[Data items]
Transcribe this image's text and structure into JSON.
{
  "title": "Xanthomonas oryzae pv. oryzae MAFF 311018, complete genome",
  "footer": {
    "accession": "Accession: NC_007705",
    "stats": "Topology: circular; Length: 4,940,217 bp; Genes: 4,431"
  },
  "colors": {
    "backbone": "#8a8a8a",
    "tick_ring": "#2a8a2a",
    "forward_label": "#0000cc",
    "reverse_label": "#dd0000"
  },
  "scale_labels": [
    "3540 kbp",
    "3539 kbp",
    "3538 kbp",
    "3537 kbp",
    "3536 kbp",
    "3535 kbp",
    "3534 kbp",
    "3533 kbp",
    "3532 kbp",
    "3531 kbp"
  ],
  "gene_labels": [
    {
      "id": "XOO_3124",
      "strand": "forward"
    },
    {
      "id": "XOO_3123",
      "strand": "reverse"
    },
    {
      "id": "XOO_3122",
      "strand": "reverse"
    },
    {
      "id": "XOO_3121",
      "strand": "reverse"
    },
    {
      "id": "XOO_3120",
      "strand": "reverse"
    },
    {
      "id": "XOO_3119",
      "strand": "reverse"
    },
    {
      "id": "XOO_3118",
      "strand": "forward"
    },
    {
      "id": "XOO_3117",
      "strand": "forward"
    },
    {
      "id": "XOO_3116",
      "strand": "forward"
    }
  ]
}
--
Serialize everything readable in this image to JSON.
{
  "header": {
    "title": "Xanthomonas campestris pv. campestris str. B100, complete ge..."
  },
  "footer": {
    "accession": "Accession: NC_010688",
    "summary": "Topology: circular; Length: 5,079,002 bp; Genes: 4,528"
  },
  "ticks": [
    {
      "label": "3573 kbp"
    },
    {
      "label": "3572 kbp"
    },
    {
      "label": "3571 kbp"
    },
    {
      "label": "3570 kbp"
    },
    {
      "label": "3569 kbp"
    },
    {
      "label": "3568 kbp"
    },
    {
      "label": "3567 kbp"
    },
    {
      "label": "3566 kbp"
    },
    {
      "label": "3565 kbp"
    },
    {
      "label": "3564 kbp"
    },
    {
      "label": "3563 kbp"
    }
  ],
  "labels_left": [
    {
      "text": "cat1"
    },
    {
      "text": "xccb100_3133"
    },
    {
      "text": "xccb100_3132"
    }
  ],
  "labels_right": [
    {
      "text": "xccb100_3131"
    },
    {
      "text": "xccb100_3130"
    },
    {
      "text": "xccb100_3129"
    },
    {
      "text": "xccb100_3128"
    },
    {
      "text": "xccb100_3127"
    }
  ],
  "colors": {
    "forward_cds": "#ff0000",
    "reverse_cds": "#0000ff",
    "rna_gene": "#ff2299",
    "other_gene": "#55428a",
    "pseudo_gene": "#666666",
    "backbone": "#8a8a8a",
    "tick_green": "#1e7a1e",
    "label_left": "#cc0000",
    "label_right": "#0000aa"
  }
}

» Your goal:
Using the records above, report each line that contains the word "Topology" by copying it.

» Result:
    "stats": "Topology: circular; Length: 4,940,217 bp; Genes: 4,431"
    "summary": "Topology: circular; Length: 5,079,002 bp; Genes: 4,528"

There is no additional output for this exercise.